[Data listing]
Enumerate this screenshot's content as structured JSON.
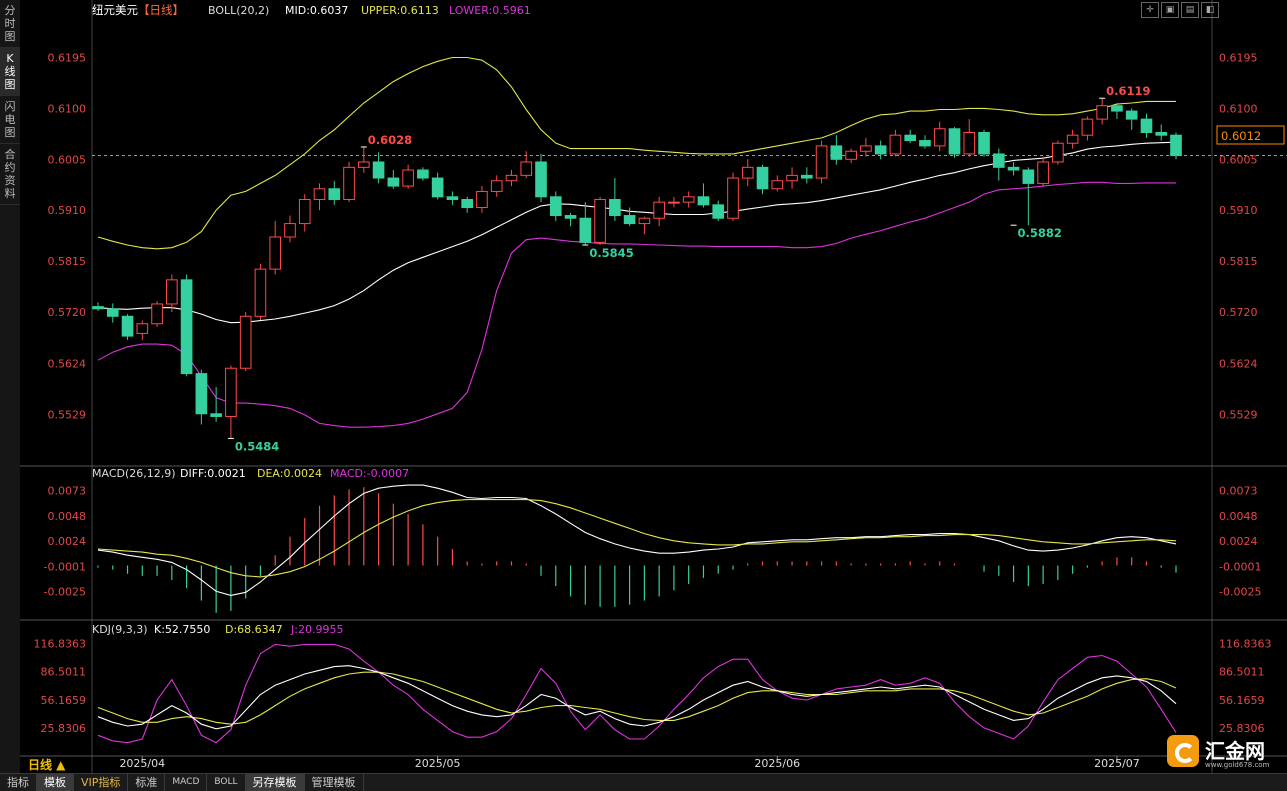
{
  "sidebar": {
    "items": [
      "分时图",
      "K线图",
      "闪电图",
      "合约资料"
    ],
    "active_index": 1
  },
  "header": {
    "symbol": "纽元美元",
    "period_tag": "【日线】",
    "boll_label": "BOLL(20,2)",
    "mid": "MID:0.6037",
    "upper": "UPPER:0.6113",
    "lower": "LOWER:0.5961"
  },
  "macd_header": {
    "name": "MACD(26,12,9)",
    "diff": "DIFF:0.0021",
    "dea": "DEA:0.0024",
    "macd": "MACD:-0.0007"
  },
  "kdj_header": {
    "name": "KDJ(9,3,3)",
    "k": "K:52.7550",
    "d": "D:68.6347",
    "j": "J:20.9955"
  },
  "current_price": "0.6012",
  "period_button": "日线 ▲",
  "bottom_tabs": [
    "指标",
    "模板",
    "VIP指标",
    "标准",
    "MACD",
    "BOLL",
    "另存模板",
    "管理模板"
  ],
  "logo": {
    "name": "汇金网",
    "url": "www.gold678.com"
  },
  "colors": {
    "up": "#ff4a4a",
    "down": "#35d0a0",
    "mid": "#ffffff",
    "upper": "#e5e54a",
    "lower": "#dd33dd",
    "axis_label": "#e04848",
    "dea": "#e5e54a"
  },
  "chart_data": {
    "type": "candlestick",
    "title": "纽元美元 日线",
    "x_ticks": [
      "2025/04",
      "2025/05",
      "2025/06",
      "2025/07"
    ],
    "price_axis": {
      "ticks": [
        0.6195,
        0.61,
        0.6005,
        0.591,
        0.5815,
        0.572,
        0.5624,
        0.5529
      ],
      "range": [
        0.544,
        0.6265
      ]
    },
    "annotations": [
      {
        "label": "0.6028",
        "kind": "high",
        "index": 18,
        "value": 0.6028
      },
      {
        "label": "0.5484",
        "kind": "low",
        "index": 9,
        "value": 0.5484
      },
      {
        "label": "0.5845",
        "kind": "low",
        "index": 33,
        "value": 0.5845
      },
      {
        "label": "0.5882",
        "kind": "low",
        "index": 62,
        "value": 0.5882
      },
      {
        "label": "0.6119",
        "kind": "high",
        "index": 68,
        "value": 0.6119
      }
    ],
    "candles": [
      [
        0.573,
        0.5738,
        0.5722,
        0.5726
      ],
      [
        0.5726,
        0.5736,
        0.57,
        0.5712
      ],
      [
        0.5712,
        0.5716,
        0.5668,
        0.5675
      ],
      [
        0.568,
        0.5704,
        0.5668,
        0.5698
      ],
      [
        0.5698,
        0.574,
        0.5692,
        0.5735
      ],
      [
        0.5735,
        0.579,
        0.572,
        0.578
      ],
      [
        0.578,
        0.579,
        0.56,
        0.5605
      ],
      [
        0.5605,
        0.5612,
        0.551,
        0.553
      ],
      [
        0.553,
        0.558,
        0.5515,
        0.5525
      ],
      [
        0.5525,
        0.562,
        0.5484,
        0.5615
      ],
      [
        0.5615,
        0.572,
        0.561,
        0.5712
      ],
      [
        0.5712,
        0.581,
        0.5705,
        0.58
      ],
      [
        0.58,
        0.589,
        0.579,
        0.586
      ],
      [
        0.586,
        0.59,
        0.585,
        0.5885
      ],
      [
        0.5885,
        0.594,
        0.587,
        0.593
      ],
      [
        0.593,
        0.596,
        0.591,
        0.595
      ],
      [
        0.595,
        0.5965,
        0.592,
        0.593
      ],
      [
        0.593,
        0.6,
        0.5925,
        0.599
      ],
      [
        0.599,
        0.6028,
        0.598,
        0.6
      ],
      [
        0.6,
        0.6018,
        0.596,
        0.597
      ],
      [
        0.597,
        0.5985,
        0.595,
        0.5955
      ],
      [
        0.5955,
        0.5995,
        0.595,
        0.5985
      ],
      [
        0.5985,
        0.599,
        0.5965,
        0.597
      ],
      [
        0.597,
        0.598,
        0.593,
        0.5935
      ],
      [
        0.5935,
        0.5945,
        0.592,
        0.593
      ],
      [
        0.593,
        0.5935,
        0.5905,
        0.5915
      ],
      [
        0.5915,
        0.5955,
        0.5905,
        0.5945
      ],
      [
        0.5945,
        0.5975,
        0.5935,
        0.5965
      ],
      [
        0.5965,
        0.5985,
        0.5955,
        0.5975
      ],
      [
        0.5975,
        0.602,
        0.597,
        0.6
      ],
      [
        0.6,
        0.6015,
        0.5925,
        0.5935
      ],
      [
        0.5935,
        0.5945,
        0.589,
        0.59
      ],
      [
        0.59,
        0.5905,
        0.588,
        0.5895
      ],
      [
        0.5895,
        0.5925,
        0.5845,
        0.585
      ],
      [
        0.585,
        0.5935,
        0.5845,
        0.593
      ],
      [
        0.593,
        0.597,
        0.589,
        0.59
      ],
      [
        0.59,
        0.5915,
        0.588,
        0.5885
      ],
      [
        0.5885,
        0.5898,
        0.5865,
        0.5895
      ],
      [
        0.5895,
        0.5935,
        0.588,
        0.5925
      ],
      [
        0.5925,
        0.5935,
        0.5915,
        0.5925
      ],
      [
        0.5925,
        0.5945,
        0.5915,
        0.5935
      ],
      [
        0.5935,
        0.596,
        0.5915,
        0.592
      ],
      [
        0.592,
        0.5928,
        0.589,
        0.5895
      ],
      [
        0.5895,
        0.598,
        0.589,
        0.597
      ],
      [
        0.597,
        0.6005,
        0.5955,
        0.599
      ],
      [
        0.599,
        0.5995,
        0.594,
        0.595
      ],
      [
        0.595,
        0.5975,
        0.5945,
        0.5965
      ],
      [
        0.5965,
        0.599,
        0.595,
        0.5975
      ],
      [
        0.5975,
        0.599,
        0.596,
        0.597
      ],
      [
        0.597,
        0.604,
        0.596,
        0.603
      ],
      [
        0.603,
        0.605,
        0.5995,
        0.6005
      ],
      [
        0.6005,
        0.6025,
        0.5998,
        0.602
      ],
      [
        0.602,
        0.6045,
        0.601,
        0.603
      ],
      [
        0.603,
        0.604,
        0.6005,
        0.6015
      ],
      [
        0.6015,
        0.606,
        0.601,
        0.605
      ],
      [
        0.605,
        0.606,
        0.6035,
        0.604
      ],
      [
        0.604,
        0.605,
        0.6025,
        0.603
      ],
      [
        0.603,
        0.6075,
        0.602,
        0.6062
      ],
      [
        0.6062,
        0.6065,
        0.6008,
        0.6015
      ],
      [
        0.6015,
        0.608,
        0.601,
        0.6055
      ],
      [
        0.6055,
        0.606,
        0.601,
        0.6015
      ],
      [
        0.6015,
        0.6025,
        0.5965,
        0.599
      ],
      [
        0.599,
        0.6,
        0.5975,
        0.5985
      ],
      [
        0.5985,
        0.599,
        0.5882,
        0.596
      ],
      [
        0.596,
        0.601,
        0.5955,
        0.6
      ],
      [
        0.6,
        0.604,
        0.5995,
        0.6035
      ],
      [
        0.6035,
        0.606,
        0.6025,
        0.605
      ],
      [
        0.605,
        0.6085,
        0.604,
        0.608
      ],
      [
        0.608,
        0.6119,
        0.607,
        0.6105
      ],
      [
        0.6105,
        0.611,
        0.608,
        0.6095
      ],
      [
        0.6095,
        0.61,
        0.606,
        0.608
      ],
      [
        0.608,
        0.609,
        0.6045,
        0.6055
      ],
      [
        0.6055,
        0.607,
        0.604,
        0.605
      ],
      [
        0.605,
        0.6055,
        0.6005,
        0.6012
      ]
    ],
    "boll": {
      "mid": [
        0.5728,
        0.5726,
        0.5725,
        0.5727,
        0.5728,
        0.5728,
        0.5724,
        0.5716,
        0.5706,
        0.57,
        0.5701,
        0.5704,
        0.5707,
        0.5712,
        0.5718,
        0.5724,
        0.5732,
        0.5744,
        0.576,
        0.578,
        0.5798,
        0.5812,
        0.5822,
        0.5832,
        0.5842,
        0.5852,
        0.5864,
        0.5878,
        0.5892,
        0.5906,
        0.5918,
        0.5922,
        0.5921,
        0.5918,
        0.5915,
        0.5912,
        0.5908,
        0.5906,
        0.5904,
        0.5902,
        0.5902,
        0.5902,
        0.5905,
        0.5908,
        0.5912,
        0.5916,
        0.592,
        0.5922,
        0.5924,
        0.5928,
        0.5933,
        0.5938,
        0.5943,
        0.5948,
        0.5955,
        0.5962,
        0.5968,
        0.5975,
        0.598,
        0.5987,
        0.5993,
        0.5998,
        0.6003,
        0.6005,
        0.6007,
        0.6012,
        0.6017,
        0.6024,
        0.6028,
        0.603,
        0.6033,
        0.6035,
        0.6036,
        0.6037
      ],
      "upper": [
        0.586,
        0.5852,
        0.5845,
        0.584,
        0.5838,
        0.584,
        0.585,
        0.587,
        0.591,
        0.5938,
        0.5945,
        0.596,
        0.5975,
        0.5995,
        0.6015,
        0.604,
        0.606,
        0.6085,
        0.611,
        0.613,
        0.615,
        0.6165,
        0.6178,
        0.6188,
        0.6195,
        0.6195,
        0.619,
        0.6172,
        0.614,
        0.6098,
        0.606,
        0.6035,
        0.6025,
        0.6025,
        0.6025,
        0.6025,
        0.6025,
        0.6022,
        0.602,
        0.6018,
        0.6016,
        0.6015,
        0.6015,
        0.6015,
        0.602,
        0.6025,
        0.603,
        0.6035,
        0.604,
        0.6045,
        0.6055,
        0.6068,
        0.608,
        0.6088,
        0.609,
        0.6095,
        0.6095,
        0.6098,
        0.6098,
        0.61,
        0.61,
        0.6098,
        0.6095,
        0.609,
        0.6088,
        0.6088,
        0.609,
        0.6095,
        0.61,
        0.6108,
        0.611,
        0.6113,
        0.6113,
        0.6113
      ],
      "lower": [
        0.563,
        0.5645,
        0.5655,
        0.566,
        0.566,
        0.5658,
        0.564,
        0.56,
        0.556,
        0.555,
        0.555,
        0.5548,
        0.5545,
        0.554,
        0.5528,
        0.5512,
        0.5508,
        0.5505,
        0.5505,
        0.5506,
        0.5508,
        0.5512,
        0.552,
        0.553,
        0.554,
        0.557,
        0.565,
        0.576,
        0.583,
        0.5855,
        0.5858,
        0.5855,
        0.5852,
        0.585,
        0.5848,
        0.5847,
        0.5847,
        0.5846,
        0.5845,
        0.5844,
        0.5843,
        0.5843,
        0.5842,
        0.5842,
        0.5842,
        0.5842,
        0.5842,
        0.584,
        0.584,
        0.5842,
        0.5848,
        0.5858,
        0.5865,
        0.5872,
        0.588,
        0.5888,
        0.5895,
        0.5905,
        0.5915,
        0.5925,
        0.594,
        0.5948,
        0.595,
        0.5952,
        0.5955,
        0.5958,
        0.596,
        0.5962,
        0.5962,
        0.596,
        0.596,
        0.5961,
        0.5961,
        0.5961
      ]
    },
    "macd": {
      "y_ticks": [
        0.0073,
        0.0048,
        0.0024,
        -0.0001,
        -0.0025
      ],
      "range": [
        -0.0048,
        0.0082
      ],
      "diff": [
        0.0015,
        0.0013,
        0.001,
        0.0008,
        0.0006,
        0.0003,
        -0.0004,
        -0.0014,
        -0.0025,
        -0.0029,
        -0.0026,
        -0.0016,
        -0.0004,
        0.0008,
        0.0022,
        0.0035,
        0.0048,
        0.006,
        0.007,
        0.0075,
        0.0077,
        0.0078,
        0.0078,
        0.0075,
        0.0071,
        0.0066,
        0.0065,
        0.0066,
        0.0066,
        0.0065,
        0.0058,
        0.005,
        0.0041,
        0.0032,
        0.0026,
        0.0021,
        0.0017,
        0.0014,
        0.0012,
        0.0012,
        0.0013,
        0.0015,
        0.0016,
        0.0018,
        0.0022,
        0.0023,
        0.0024,
        0.0025,
        0.0025,
        0.0026,
        0.0027,
        0.0027,
        0.0028,
        0.0028,
        0.0029,
        0.003,
        0.003,
        0.0031,
        0.0031,
        0.003,
        0.0027,
        0.0024,
        0.0019,
        0.0015,
        0.0014,
        0.0015,
        0.0017,
        0.002,
        0.0024,
        0.0027,
        0.0028,
        0.0027,
        0.0024,
        0.0021
      ],
      "dea": [
        0.0016,
        0.0015,
        0.0014,
        0.0013,
        0.0011,
        0.001,
        0.0007,
        0.0003,
        -0.0002,
        -0.0007,
        -0.001,
        -0.0011,
        -0.0009,
        -0.0006,
        -0.0001,
        0.0006,
        0.0014,
        0.0023,
        0.0032,
        0.004,
        0.0047,
        0.0053,
        0.0058,
        0.0061,
        0.0063,
        0.0064,
        0.0064,
        0.0064,
        0.0064,
        0.0064,
        0.0063,
        0.006,
        0.0056,
        0.0051,
        0.0046,
        0.0041,
        0.0036,
        0.0031,
        0.0027,
        0.0024,
        0.0022,
        0.0021,
        0.002,
        0.002,
        0.0021,
        0.0021,
        0.0022,
        0.0023,
        0.0023,
        0.0024,
        0.0025,
        0.0026,
        0.0027,
        0.0027,
        0.0028,
        0.0028,
        0.0029,
        0.0029,
        0.003,
        0.003,
        0.003,
        0.0029,
        0.0027,
        0.0025,
        0.0023,
        0.0022,
        0.0021,
        0.0021,
        0.0022,
        0.0023,
        0.0024,
        0.0025,
        0.0025,
        0.0024
      ],
      "hist": [
        -0.0002,
        -0.0004,
        -0.0008,
        -0.001,
        -0.001,
        -0.0014,
        -0.0022,
        -0.0034,
        -0.0046,
        -0.0044,
        -0.0032,
        -0.001,
        0.001,
        0.0028,
        0.0046,
        0.0058,
        0.0068,
        0.0074,
        0.0076,
        0.007,
        0.006,
        0.005,
        0.004,
        0.0028,
        0.0016,
        0.0004,
        0.0002,
        0.0004,
        0.0004,
        0.0002,
        -0.001,
        -0.002,
        -0.003,
        -0.0038,
        -0.004,
        -0.004,
        -0.0038,
        -0.0034,
        -0.003,
        -0.0024,
        -0.0018,
        -0.0012,
        -0.0008,
        -0.0004,
        0.0002,
        0.0004,
        0.0004,
        0.0004,
        0.0004,
        0.0004,
        0.0004,
        0.0002,
        0.0002,
        0.0002,
        0.0002,
        0.0004,
        0.0002,
        0.0004,
        0.0002,
        0.0,
        -0.0006,
        -0.001,
        -0.0016,
        -0.002,
        -0.0018,
        -0.0014,
        -0.0008,
        -0.0002,
        0.0004,
        0.0008,
        0.0008,
        0.0004,
        -0.0002,
        -0.0007
      ]
    },
    "kdj": {
      "y_ticks": [
        116.8363,
        86.5011,
        56.1659,
        25.8306
      ],
      "range": [
        0,
        125
      ],
      "k": [
        38,
        32,
        28,
        30,
        40,
        50,
        42,
        30,
        25,
        28,
        45,
        62,
        72,
        78,
        84,
        88,
        92,
        93,
        90,
        86,
        80,
        74,
        66,
        58,
        50,
        44,
        40,
        38,
        40,
        50,
        62,
        58,
        48,
        40,
        44,
        36,
        30,
        28,
        32,
        38,
        46,
        56,
        64,
        72,
        76,
        70,
        66,
        62,
        60,
        62,
        64,
        66,
        68,
        70,
        68,
        70,
        72,
        70,
        62,
        54,
        46,
        40,
        34,
        36,
        46,
        58,
        66,
        74,
        80,
        82,
        80,
        76,
        66,
        52
      ],
      "d": [
        48,
        42,
        36,
        32,
        32,
        36,
        38,
        36,
        32,
        30,
        32,
        40,
        50,
        60,
        68,
        74,
        80,
        84,
        86,
        86,
        84,
        80,
        76,
        70,
        64,
        58,
        52,
        46,
        42,
        44,
        48,
        50,
        50,
        48,
        46,
        42,
        38,
        35,
        34,
        34,
        38,
        44,
        50,
        58,
        64,
        66,
        66,
        64,
        62,
        62,
        62,
        64,
        66,
        66,
        66,
        68,
        68,
        68,
        66,
        62,
        56,
        50,
        44,
        40,
        42,
        48,
        54,
        60,
        68,
        74,
        78,
        79,
        76,
        69
      ],
      "j": [
        18,
        12,
        10,
        14,
        56,
        78,
        50,
        18,
        10,
        24,
        72,
        106,
        116,
        114,
        116,
        116,
        116,
        111,
        98,
        86,
        72,
        62,
        46,
        34,
        22,
        16,
        16,
        22,
        36,
        62,
        90,
        74,
        44,
        24,
        40,
        24,
        14,
        14,
        28,
        46,
        62,
        80,
        92,
        100,
        100,
        78,
        66,
        58,
        56,
        62,
        68,
        70,
        72,
        78,
        72,
        74,
        80,
        74,
        54,
        38,
        26,
        20,
        14,
        28,
        54,
        78,
        90,
        102,
        104,
        98,
        84,
        70,
        46,
        21
      ]
    }
  }
}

◆ Exercise details
In the entries above, locate every line with the word "lower" and copy it.

◆ Result of the exercise
    "lower": "LOWER:0.5961"
    "lower": "#dd33dd",
      "lower": [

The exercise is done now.